> _TASK BRIEF_
Gather every line that includes the word "Submit", please.

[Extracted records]

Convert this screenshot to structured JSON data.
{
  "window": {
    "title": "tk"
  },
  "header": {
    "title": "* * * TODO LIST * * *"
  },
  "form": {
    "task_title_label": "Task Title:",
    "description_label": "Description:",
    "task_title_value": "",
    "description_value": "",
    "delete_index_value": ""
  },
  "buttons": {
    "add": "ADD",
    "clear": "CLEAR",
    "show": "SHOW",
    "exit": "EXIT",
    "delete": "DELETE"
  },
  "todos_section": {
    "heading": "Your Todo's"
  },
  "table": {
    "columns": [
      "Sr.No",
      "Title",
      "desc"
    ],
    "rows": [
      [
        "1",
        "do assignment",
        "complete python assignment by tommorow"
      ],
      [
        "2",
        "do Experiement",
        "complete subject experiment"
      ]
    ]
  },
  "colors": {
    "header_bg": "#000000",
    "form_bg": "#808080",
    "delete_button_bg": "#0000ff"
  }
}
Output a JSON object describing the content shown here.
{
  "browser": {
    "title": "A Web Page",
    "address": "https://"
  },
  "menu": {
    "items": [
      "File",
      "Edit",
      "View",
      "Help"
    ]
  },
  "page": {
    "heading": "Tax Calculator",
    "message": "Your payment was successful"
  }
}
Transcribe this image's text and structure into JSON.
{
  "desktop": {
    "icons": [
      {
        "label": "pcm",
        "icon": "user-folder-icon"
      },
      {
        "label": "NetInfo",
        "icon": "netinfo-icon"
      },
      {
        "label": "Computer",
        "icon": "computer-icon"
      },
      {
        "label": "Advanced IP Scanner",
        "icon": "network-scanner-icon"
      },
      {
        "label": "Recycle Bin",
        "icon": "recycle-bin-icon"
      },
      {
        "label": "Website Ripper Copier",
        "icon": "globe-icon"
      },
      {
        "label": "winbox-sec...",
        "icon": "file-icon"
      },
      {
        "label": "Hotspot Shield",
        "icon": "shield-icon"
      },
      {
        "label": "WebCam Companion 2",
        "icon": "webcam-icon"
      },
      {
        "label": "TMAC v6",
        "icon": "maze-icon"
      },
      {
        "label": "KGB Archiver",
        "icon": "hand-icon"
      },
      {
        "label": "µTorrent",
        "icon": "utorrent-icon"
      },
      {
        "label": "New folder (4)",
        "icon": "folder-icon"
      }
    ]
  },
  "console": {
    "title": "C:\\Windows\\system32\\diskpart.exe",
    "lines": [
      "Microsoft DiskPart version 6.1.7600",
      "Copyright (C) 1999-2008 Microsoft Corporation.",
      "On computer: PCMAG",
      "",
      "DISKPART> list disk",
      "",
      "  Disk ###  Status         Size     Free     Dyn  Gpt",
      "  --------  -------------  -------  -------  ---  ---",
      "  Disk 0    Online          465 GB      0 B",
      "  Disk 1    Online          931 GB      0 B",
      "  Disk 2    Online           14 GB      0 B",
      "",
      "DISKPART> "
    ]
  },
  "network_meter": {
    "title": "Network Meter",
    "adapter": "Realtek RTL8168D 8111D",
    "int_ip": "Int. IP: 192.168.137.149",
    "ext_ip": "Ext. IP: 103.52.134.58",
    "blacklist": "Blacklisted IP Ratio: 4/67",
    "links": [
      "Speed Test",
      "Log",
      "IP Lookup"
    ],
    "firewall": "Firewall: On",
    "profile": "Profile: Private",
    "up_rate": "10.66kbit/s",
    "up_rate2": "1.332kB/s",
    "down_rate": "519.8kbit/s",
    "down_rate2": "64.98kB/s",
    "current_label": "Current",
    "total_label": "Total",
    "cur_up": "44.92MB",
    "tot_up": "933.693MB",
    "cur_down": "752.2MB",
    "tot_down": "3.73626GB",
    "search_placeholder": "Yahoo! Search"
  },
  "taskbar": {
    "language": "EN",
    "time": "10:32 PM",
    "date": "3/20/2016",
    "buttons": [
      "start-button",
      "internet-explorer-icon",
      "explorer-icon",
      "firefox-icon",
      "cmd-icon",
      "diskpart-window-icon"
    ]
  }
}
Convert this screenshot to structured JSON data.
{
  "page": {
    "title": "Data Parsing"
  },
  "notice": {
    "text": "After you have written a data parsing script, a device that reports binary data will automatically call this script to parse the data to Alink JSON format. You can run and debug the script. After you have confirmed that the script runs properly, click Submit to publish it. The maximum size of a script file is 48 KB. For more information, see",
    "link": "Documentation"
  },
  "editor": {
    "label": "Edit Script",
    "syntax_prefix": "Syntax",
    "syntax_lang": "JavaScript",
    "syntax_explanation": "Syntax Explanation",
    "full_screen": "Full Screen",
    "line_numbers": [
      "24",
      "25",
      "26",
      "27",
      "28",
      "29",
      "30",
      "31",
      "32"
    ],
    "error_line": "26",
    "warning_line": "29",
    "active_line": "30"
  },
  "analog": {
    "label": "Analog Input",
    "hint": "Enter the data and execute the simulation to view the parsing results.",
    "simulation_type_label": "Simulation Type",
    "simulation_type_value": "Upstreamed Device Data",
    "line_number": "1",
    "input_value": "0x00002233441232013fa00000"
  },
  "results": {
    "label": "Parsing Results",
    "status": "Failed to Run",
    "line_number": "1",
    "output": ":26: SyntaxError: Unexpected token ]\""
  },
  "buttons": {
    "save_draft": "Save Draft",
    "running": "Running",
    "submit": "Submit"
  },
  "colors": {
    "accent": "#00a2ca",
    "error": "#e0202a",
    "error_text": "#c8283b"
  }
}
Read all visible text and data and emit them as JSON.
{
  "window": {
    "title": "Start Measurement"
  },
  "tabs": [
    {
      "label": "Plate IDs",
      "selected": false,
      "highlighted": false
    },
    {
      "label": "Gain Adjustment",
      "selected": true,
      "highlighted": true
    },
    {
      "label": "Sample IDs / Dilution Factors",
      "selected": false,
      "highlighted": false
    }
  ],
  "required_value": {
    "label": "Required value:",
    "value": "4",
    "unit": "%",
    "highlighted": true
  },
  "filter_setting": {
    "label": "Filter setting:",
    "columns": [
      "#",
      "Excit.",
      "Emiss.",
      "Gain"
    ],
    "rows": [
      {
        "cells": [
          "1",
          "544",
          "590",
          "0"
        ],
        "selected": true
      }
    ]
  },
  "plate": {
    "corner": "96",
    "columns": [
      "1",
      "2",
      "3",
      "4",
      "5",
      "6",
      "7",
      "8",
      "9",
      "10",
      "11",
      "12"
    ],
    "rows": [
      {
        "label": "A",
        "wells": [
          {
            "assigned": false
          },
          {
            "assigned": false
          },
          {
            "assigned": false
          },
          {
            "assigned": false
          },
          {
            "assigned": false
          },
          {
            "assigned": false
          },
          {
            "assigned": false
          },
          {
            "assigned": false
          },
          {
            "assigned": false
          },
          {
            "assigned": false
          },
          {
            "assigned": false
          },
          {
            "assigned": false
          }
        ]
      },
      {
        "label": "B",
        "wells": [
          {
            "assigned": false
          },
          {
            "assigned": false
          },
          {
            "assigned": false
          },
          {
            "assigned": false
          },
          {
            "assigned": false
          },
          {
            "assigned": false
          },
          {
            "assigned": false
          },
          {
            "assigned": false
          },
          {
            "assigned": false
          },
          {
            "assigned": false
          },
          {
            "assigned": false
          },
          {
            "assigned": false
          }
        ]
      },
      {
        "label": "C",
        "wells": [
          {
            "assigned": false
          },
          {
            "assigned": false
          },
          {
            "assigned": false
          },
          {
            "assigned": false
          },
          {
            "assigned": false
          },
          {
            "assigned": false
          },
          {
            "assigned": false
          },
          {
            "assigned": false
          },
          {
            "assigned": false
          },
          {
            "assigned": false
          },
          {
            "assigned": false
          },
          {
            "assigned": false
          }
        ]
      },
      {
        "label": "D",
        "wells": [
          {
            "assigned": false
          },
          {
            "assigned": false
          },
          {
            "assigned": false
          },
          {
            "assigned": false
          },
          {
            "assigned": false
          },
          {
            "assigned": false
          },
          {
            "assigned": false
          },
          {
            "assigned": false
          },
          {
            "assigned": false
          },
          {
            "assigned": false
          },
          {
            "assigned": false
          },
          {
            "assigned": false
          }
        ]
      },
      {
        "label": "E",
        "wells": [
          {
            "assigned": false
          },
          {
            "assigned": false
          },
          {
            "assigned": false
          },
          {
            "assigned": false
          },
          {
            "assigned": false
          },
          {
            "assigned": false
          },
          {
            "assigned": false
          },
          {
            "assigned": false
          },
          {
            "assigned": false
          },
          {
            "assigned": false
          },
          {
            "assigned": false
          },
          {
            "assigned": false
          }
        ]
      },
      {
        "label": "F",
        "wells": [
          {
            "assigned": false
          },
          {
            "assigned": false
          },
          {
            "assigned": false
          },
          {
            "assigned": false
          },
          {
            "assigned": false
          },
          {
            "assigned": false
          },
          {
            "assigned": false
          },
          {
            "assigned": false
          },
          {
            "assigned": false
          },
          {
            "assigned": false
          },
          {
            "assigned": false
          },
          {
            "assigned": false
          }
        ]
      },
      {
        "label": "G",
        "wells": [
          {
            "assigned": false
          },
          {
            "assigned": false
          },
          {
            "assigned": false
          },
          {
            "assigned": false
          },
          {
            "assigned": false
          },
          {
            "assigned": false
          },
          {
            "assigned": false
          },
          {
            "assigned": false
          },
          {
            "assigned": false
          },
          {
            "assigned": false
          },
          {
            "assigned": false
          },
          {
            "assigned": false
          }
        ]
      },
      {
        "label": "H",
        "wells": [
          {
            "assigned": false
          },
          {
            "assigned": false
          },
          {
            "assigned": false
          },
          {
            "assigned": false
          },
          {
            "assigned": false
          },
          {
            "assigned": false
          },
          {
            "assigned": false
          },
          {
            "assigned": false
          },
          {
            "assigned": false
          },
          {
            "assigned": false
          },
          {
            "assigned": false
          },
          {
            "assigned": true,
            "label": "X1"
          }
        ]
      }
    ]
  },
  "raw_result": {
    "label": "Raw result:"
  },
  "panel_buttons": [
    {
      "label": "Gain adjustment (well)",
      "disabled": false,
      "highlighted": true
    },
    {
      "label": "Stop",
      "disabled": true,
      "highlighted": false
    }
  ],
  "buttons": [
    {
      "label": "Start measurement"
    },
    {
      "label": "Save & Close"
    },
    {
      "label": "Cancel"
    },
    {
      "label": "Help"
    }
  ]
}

> _THE OUTPUT_
    "text": "After you have written a data parsing script, a device that reports binary data will automatically call this script to parse the data to Alink JSON format. You can run and debug the script. After you have confirmed that the script runs properly, click Submit to publish it. The maximum size of a script file is 48 KB. For more information, see",
    "submit": "Submit"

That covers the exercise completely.